## Start Input data
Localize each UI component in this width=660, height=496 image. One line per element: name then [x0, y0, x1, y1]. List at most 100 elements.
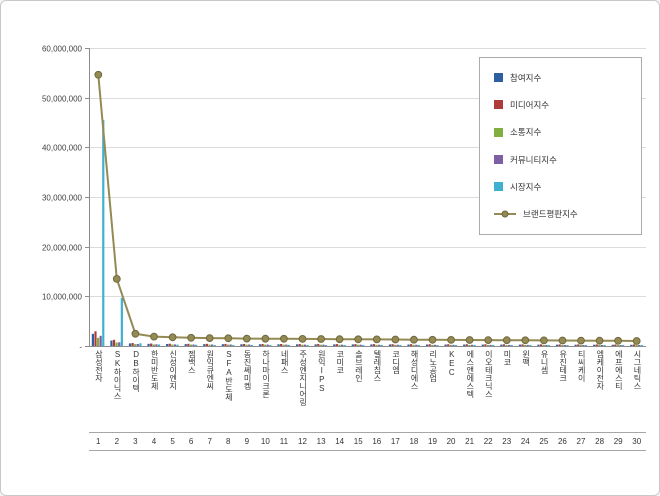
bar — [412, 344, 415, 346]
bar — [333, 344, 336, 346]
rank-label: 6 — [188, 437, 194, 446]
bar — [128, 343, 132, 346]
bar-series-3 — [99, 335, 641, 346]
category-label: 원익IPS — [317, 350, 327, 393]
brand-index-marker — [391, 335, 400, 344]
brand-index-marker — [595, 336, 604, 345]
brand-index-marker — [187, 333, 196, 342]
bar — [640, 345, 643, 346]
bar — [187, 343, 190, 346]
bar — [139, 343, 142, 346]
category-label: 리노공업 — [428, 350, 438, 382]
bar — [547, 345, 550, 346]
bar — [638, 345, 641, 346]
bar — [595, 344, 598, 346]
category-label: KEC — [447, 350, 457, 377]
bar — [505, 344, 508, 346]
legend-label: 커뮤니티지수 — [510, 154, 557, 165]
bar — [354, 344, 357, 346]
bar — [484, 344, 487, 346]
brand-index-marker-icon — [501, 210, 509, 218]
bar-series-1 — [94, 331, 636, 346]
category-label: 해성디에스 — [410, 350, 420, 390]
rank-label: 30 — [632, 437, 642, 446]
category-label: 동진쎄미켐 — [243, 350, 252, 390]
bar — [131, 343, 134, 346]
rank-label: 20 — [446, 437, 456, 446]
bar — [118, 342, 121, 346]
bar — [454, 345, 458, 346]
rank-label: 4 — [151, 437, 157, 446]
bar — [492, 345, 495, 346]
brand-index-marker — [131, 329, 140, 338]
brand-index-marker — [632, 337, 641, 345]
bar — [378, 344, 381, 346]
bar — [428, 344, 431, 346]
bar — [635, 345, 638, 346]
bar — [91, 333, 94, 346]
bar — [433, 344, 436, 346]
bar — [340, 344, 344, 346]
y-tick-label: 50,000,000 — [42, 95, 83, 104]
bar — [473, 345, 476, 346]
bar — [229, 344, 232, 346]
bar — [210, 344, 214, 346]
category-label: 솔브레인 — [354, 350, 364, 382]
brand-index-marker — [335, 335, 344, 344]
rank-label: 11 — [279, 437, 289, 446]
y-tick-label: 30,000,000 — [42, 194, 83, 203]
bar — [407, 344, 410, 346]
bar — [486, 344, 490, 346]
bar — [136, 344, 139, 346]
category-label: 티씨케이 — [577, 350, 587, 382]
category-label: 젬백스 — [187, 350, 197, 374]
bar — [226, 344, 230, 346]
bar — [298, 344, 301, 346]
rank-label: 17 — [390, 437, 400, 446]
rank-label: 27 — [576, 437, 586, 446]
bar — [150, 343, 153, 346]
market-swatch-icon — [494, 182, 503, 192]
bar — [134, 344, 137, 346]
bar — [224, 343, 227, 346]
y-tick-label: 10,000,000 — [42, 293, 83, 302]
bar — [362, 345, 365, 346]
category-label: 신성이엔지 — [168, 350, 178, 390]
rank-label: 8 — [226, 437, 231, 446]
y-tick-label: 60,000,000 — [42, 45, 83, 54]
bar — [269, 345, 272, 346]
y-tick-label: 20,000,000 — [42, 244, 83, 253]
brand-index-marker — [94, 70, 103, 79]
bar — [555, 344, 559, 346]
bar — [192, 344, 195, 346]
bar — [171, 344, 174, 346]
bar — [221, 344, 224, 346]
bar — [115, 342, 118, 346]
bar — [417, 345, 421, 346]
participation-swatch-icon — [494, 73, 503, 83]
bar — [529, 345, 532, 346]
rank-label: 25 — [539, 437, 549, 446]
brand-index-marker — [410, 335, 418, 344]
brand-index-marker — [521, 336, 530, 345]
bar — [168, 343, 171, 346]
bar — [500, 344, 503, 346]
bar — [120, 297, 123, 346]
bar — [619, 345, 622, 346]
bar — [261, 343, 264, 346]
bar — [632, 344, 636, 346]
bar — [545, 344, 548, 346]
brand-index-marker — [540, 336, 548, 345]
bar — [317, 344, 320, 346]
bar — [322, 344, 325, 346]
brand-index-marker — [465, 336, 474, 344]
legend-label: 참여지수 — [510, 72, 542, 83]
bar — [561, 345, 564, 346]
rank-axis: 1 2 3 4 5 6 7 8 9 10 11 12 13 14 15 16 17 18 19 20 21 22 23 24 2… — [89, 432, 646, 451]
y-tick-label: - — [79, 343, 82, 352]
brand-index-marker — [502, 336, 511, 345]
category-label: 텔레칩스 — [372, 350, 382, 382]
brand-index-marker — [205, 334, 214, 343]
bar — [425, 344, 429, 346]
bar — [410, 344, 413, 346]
## End Input data
## Start Input data
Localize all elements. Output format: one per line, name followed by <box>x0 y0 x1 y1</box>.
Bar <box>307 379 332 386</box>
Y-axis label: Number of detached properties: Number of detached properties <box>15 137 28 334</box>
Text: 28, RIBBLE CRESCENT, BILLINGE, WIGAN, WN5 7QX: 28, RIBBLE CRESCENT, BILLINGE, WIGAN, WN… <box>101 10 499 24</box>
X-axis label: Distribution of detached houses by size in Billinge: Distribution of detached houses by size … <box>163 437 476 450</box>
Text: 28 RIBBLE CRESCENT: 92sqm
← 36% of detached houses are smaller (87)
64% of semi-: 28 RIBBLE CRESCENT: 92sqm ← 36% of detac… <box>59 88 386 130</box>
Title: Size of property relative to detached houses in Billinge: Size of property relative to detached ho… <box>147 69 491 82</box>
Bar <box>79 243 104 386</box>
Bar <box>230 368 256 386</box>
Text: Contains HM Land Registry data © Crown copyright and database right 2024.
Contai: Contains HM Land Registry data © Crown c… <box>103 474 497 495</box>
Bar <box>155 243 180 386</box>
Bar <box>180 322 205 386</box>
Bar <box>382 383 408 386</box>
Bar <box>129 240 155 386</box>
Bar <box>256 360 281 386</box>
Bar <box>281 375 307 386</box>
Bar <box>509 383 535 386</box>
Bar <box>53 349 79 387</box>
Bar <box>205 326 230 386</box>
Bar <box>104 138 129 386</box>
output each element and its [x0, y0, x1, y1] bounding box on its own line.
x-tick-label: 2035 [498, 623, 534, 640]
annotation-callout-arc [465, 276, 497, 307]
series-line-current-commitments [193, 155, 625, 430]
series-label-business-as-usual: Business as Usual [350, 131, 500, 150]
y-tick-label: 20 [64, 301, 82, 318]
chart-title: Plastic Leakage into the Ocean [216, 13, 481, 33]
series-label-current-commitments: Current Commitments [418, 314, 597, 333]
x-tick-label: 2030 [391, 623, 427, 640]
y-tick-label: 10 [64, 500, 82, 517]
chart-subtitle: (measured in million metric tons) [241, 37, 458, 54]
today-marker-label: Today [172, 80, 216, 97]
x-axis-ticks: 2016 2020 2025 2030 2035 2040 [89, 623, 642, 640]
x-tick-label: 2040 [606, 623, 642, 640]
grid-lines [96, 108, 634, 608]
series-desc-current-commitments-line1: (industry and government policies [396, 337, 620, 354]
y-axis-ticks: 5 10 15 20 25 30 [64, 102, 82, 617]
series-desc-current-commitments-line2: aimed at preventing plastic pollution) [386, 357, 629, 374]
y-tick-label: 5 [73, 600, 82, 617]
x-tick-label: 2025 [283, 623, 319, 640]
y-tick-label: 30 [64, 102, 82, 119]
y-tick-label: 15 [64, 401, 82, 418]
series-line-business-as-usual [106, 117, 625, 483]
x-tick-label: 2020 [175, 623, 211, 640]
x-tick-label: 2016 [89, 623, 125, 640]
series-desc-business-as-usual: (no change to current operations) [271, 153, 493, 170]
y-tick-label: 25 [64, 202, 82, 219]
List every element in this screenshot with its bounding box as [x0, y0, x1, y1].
## End Input data
What is needed: Please render the records as a Markdown table with the columns Row and Line, starting at the line that contains "bar — [412, 344, 415, 346]" and ending after the line that contains "bar — [354, 344, 357, 346]". Number the rows and omit any blank lines.

Exercise output:
| Row | Line |
|---|---|
| 1 | bar — [412, 344, 415, 346] |
| 2 | bar — [333, 344, 336, 346] |
| 3 | rank-label: 6 — [188, 437, 194, 446] |
| 4 | bar — [128, 343, 132, 346] |
| 5 | bar-series-3 — [99, 335, 641, 346] |
| 6 | category-label: 원익IPS — [317, 350, 327, 393] |
| 7 | brand-index-marker — [391, 335, 400, 344] |
| 8 | brand-index-marker — [595, 336, 604, 345] |
| 9 | brand-index-marker — [187, 333, 196, 342] |
| 10 | bar — [640, 345, 643, 346] |
| 11 | bar — [187, 343, 190, 346] |
| 12 | bar — [139, 343, 142, 346] |
| 13 | category-label: 리노공업 — [428, 350, 438, 382] |
| 14 | bar — [547, 345, 550, 346] |
| 15 | bar — [638, 345, 641, 346] |
| 16 | bar — [595, 344, 598, 346] |
| 17 | category-label: KEC — [447, 350, 457, 377] |
| 18 | bar — [505, 344, 508, 346] |
| 19 | legend-label: 커뮤니티지수 — [510, 154, 557, 165] |
| 20 | bar — [354, 344, 357, 346] |